▸ **DIRECTION**: What number of lines contain the word "name"? Reply with the number and nothing else.

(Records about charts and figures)
## begin
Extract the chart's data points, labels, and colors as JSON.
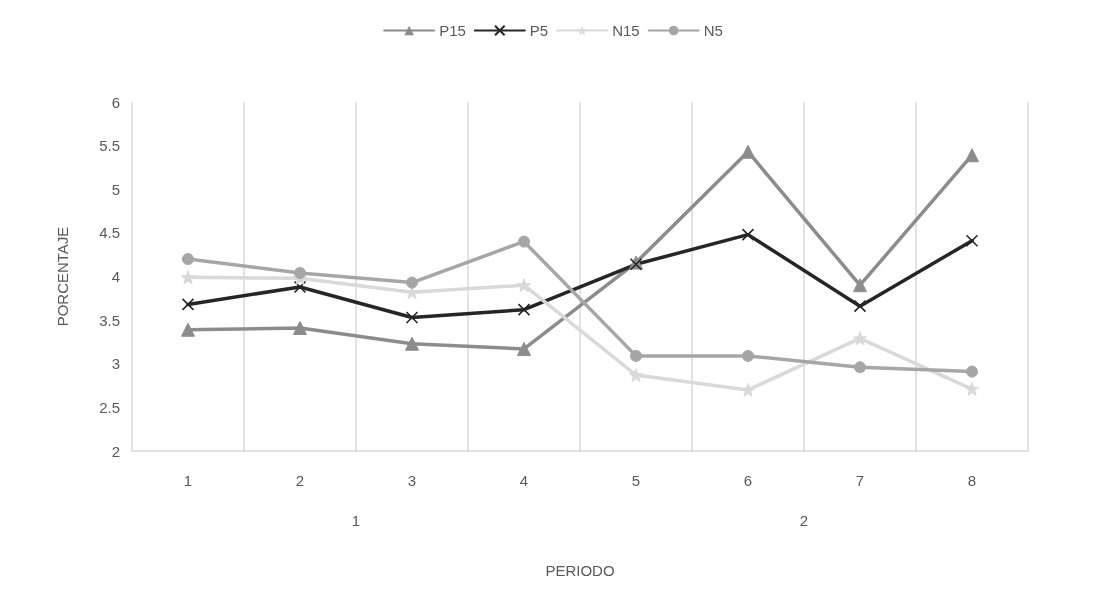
{
  "chart_data": {
    "type": "line",
    "xlabel": "PERIODO",
    "ylabel": "PORCENTAJE",
    "categories": [
      "1",
      "2",
      "3",
      "4",
      "5",
      "6",
      "7",
      "8"
    ],
    "annotations": [
      "1",
      "2"
    ],
    "series": [
      {
        "name": "P15",
        "color": "#8c8c8c",
        "marker": "triangle",
        "values": [
          3.39,
          3.41,
          3.23,
          3.17,
          4.16,
          5.43,
          3.9,
          5.39
        ]
      },
      {
        "name": "P5",
        "color": "#262626",
        "marker": "cross",
        "values": [
          3.68,
          3.88,
          3.53,
          3.62,
          4.14,
          4.48,
          3.66,
          4.41
        ]
      },
      {
        "name": "N15",
        "color": "#d9d9d9",
        "marker": "star",
        "values": [
          3.99,
          3.98,
          3.82,
          3.9,
          2.87,
          2.7,
          3.29,
          2.71
        ]
      },
      {
        "name": "N5",
        "color": "#a6a6a6",
        "marker": "circle",
        "values": [
          4.2,
          4.04,
          3.93,
          4.4,
          3.09,
          3.09,
          2.96,
          2.91
        ]
      }
    ],
    "ylim": [
      2,
      6
    ],
    "yticks": [
      2,
      2.5,
      3,
      3.5,
      4,
      4.5,
      5,
      5.5,
      6
    ],
    "grid": "x",
    "legend": "top",
    "line_style": "solid"
  }
}
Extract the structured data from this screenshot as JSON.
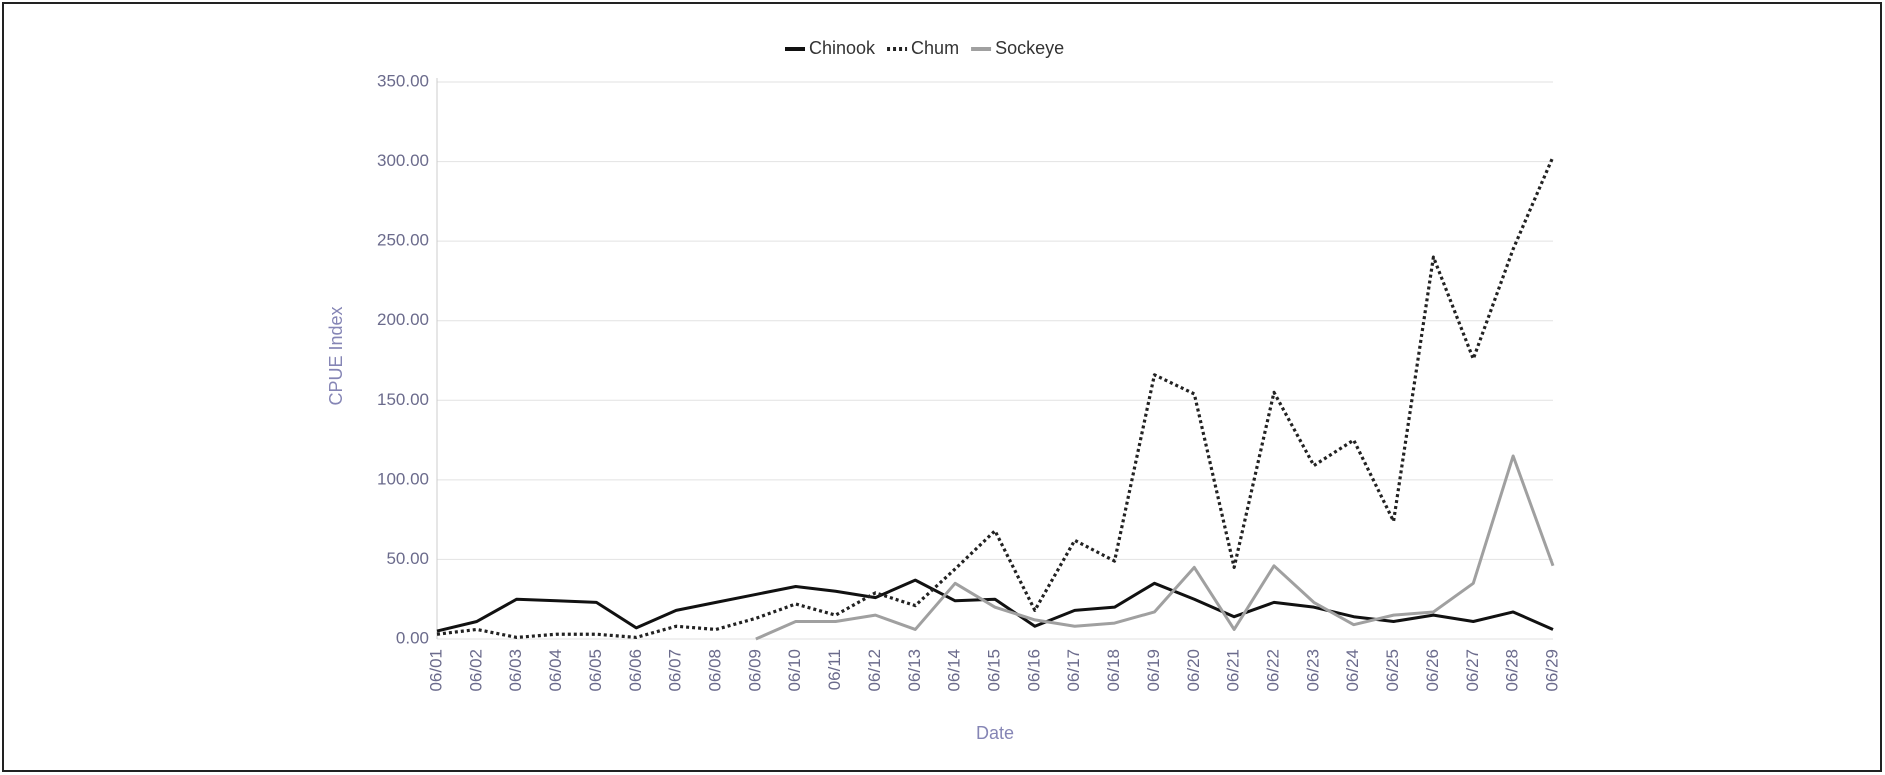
{
  "chart_data": {
    "type": "line",
    "x_label": "Date",
    "y_label": "CPUE Index",
    "categories": [
      "06/01",
      "06/02",
      "06/03",
      "06/04",
      "06/05",
      "06/06",
      "06/07",
      "06/08",
      "06/09",
      "06/10",
      "06/11",
      "06/12",
      "06/13",
      "06/14",
      "06/15",
      "06/16",
      "06/17",
      "06/18",
      "06/19",
      "06/20",
      "06/21",
      "06/22",
      "06/23",
      "06/24",
      "06/25",
      "06/26",
      "06/27",
      "06/28",
      "06/29"
    ],
    "series": [
      {
        "name": "Chinook",
        "color": "#111111",
        "style": "solid",
        "values": [
          5,
          11,
          25,
          24,
          23,
          7,
          18,
          23,
          28,
          33,
          30,
          26,
          37,
          24,
          25,
          8,
          18,
          20,
          35,
          25,
          14,
          23,
          20,
          14,
          11,
          15,
          11,
          17,
          6
        ]
      },
      {
        "name": "Chum",
        "color": "#222222",
        "style": "dotted",
        "values": [
          3,
          6,
          1,
          3,
          3,
          1,
          8,
          6,
          13,
          22,
          15,
          29,
          21,
          44,
          68,
          18,
          62,
          49,
          166,
          154,
          45,
          155,
          109,
          125,
          74,
          240,
          176,
          245,
          303
        ]
      },
      {
        "name": "Sockeye",
        "color": "#a0a0a0",
        "style": "solid",
        "values": [
          null,
          null,
          null,
          null,
          null,
          null,
          null,
          null,
          0,
          11,
          11,
          15,
          6,
          35,
          20,
          12,
          8,
          10,
          17,
          45,
          6,
          46,
          23,
          9,
          15,
          17,
          35,
          115,
          46
        ]
      }
    ],
    "ylim": [
      0,
      350
    ],
    "yticks": [
      {
        "value": 0,
        "label": "0.00"
      },
      {
        "value": 50,
        "label": "50.00"
      },
      {
        "value": 100,
        "label": "100.00"
      },
      {
        "value": 150,
        "label": "150.00"
      },
      {
        "value": 200,
        "label": "200.00"
      },
      {
        "value": 250,
        "label": "250.00"
      },
      {
        "value": 300,
        "label": "300.00"
      },
      {
        "value": 350,
        "label": "350.00"
      }
    ],
    "grid": true,
    "legend": "top"
  }
}
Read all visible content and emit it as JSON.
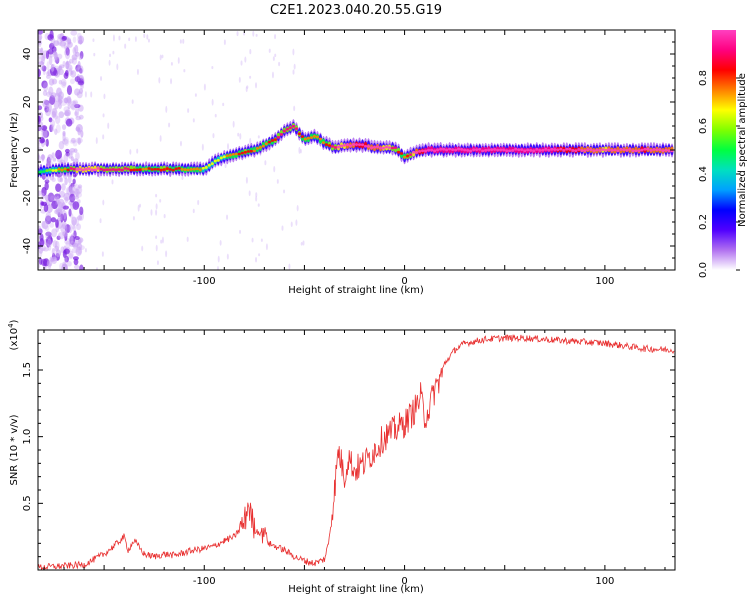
{
  "title": "C2E1.2023.040.20.55.G19",
  "chart_data": [
    {
      "type": "heatmap",
      "xlabel": "Height of straight line (km)",
      "ylabel": "Frequency (Hz)",
      "xlim": [
        -183,
        135
      ],
      "ylim": [
        -50,
        50
      ],
      "xticks": [
        -100,
        0,
        100
      ],
      "yticks": [
        -40,
        -20,
        0,
        20,
        40
      ],
      "colorbar": {
        "label": "Normalized spectral amplitude",
        "range": [
          0,
          1
        ],
        "ticks": [
          "0.0",
          "0.2",
          "0.4",
          "0.6",
          "0.8"
        ],
        "colors": [
          "#ffffff",
          "#b070f0",
          "#5000ff",
          "#0000ff",
          "#00a0ff",
          "#00e0c0",
          "#00ff40",
          "#80ff00",
          "#ffff00",
          "#ff8000",
          "#ff0000",
          "#ff0080",
          "#ff40c0"
        ]
      },
      "ridge": {
        "x": [
          -183,
          -170,
          -160,
          -150,
          -140,
          -130,
          -120,
          -110,
          -100,
          -95,
          -90,
          -85,
          -80,
          -75,
          -70,
          -65,
          -60,
          -55,
          -50,
          -45,
          -40,
          -35,
          -30,
          -25,
          -20,
          -15,
          -10,
          -5,
          0,
          5,
          10,
          20,
          40,
          60,
          80,
          100,
          120,
          135
        ],
        "freq": [
          -9,
          -8,
          -8,
          -8,
          -8,
          -8,
          -8,
          -8,
          -8,
          -5,
          -3,
          -2,
          -1,
          0,
          2,
          4,
          8,
          10,
          4,
          6,
          3,
          1,
          2,
          2,
          2,
          1,
          1,
          1,
          -3,
          -1,
          0,
          0,
          0,
          0,
          0,
          0,
          0,
          0
        ],
        "amplitude": [
          0.3,
          0.5,
          0.7,
          0.6,
          0.6,
          0.5,
          0.55,
          0.5,
          0.45,
          0.4,
          0.45,
          0.5,
          0.55,
          0.5,
          0.5,
          0.55,
          0.6,
          0.6,
          0.5,
          0.5,
          0.5,
          0.6,
          0.7,
          0.8,
          0.8,
          0.75,
          0.7,
          0.6,
          0.5,
          0.7,
          0.9,
          0.95,
          0.95,
          0.95,
          0.85,
          0.7,
          0.8,
          0.7
        ]
      }
    },
    {
      "type": "line",
      "xlabel": "Height of straight line (km)",
      "ylabel": "SNR (10 * v/v)",
      "y_multiplier_label": "(x10",
      "y_multiplier_exp": "4",
      "xlim": [
        -183,
        135
      ],
      "ylim": [
        0,
        18000
      ],
      "xticks": [
        -100,
        0,
        100
      ],
      "ytick_labels": [
        "0.5",
        "1.0",
        "1.5"
      ],
      "yticks": [
        5000,
        10000,
        15000
      ],
      "series": [
        {
          "color": "#e83030",
          "x": [
            -183,
            -170,
            -160,
            -150,
            -145,
            -140,
            -138,
            -135,
            -130,
            -125,
            -120,
            -115,
            -110,
            -105,
            -100,
            -95,
            -90,
            -85,
            -80,
            -78,
            -75,
            -72,
            -70,
            -68,
            -65,
            -60,
            -55,
            -50,
            -45,
            -40,
            -38,
            -35,
            -33,
            -30,
            -28,
            -25,
            -20,
            -15,
            -10,
            -5,
            0,
            5,
            8,
            10,
            12,
            15,
            18,
            20,
            25,
            30,
            40,
            50,
            60,
            70,
            80,
            90,
            100,
            110,
            120,
            135
          ],
          "y": [
            200,
            300,
            400,
            1200,
            1800,
            2500,
            1500,
            2200,
            1200,
            1000,
            1200,
            1100,
            1300,
            1500,
            1600,
            1800,
            2200,
            2500,
            3500,
            5000,
            3000,
            2800,
            3200,
            2000,
            1800,
            1500,
            1000,
            700,
            500,
            800,
            2000,
            6000,
            9000,
            7000,
            8500,
            7500,
            8000,
            9000,
            10000,
            10500,
            11000,
            12000,
            13000,
            11500,
            12000,
            13500,
            14500,
            15500,
            16500,
            17000,
            17300,
            17400,
            17400,
            17300,
            17200,
            17100,
            17000,
            16800,
            16600,
            16500
          ]
        }
      ]
    }
  ]
}
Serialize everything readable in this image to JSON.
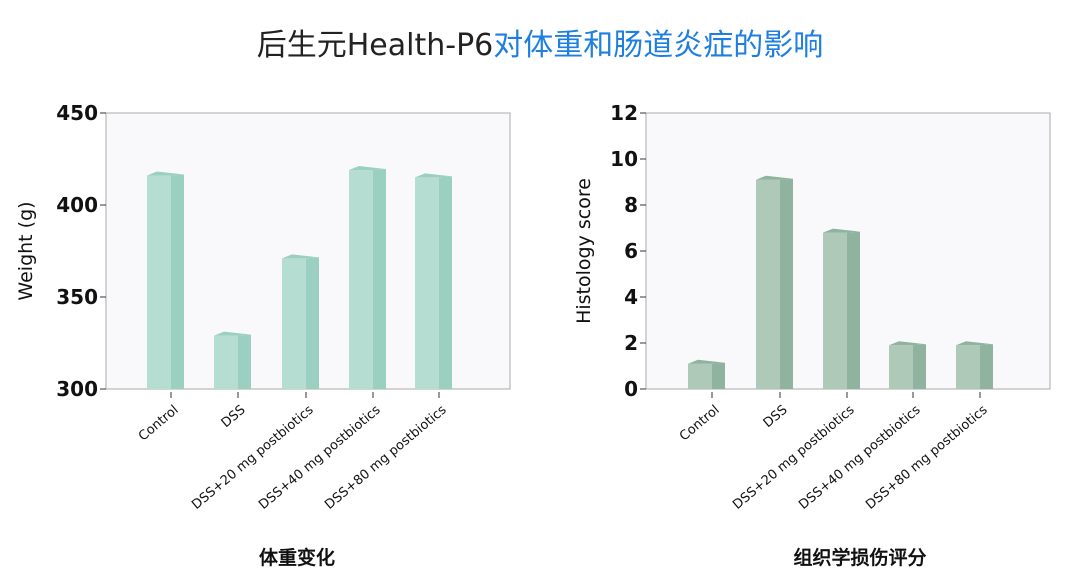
## end
▸ **COMPLETED TASK**: 7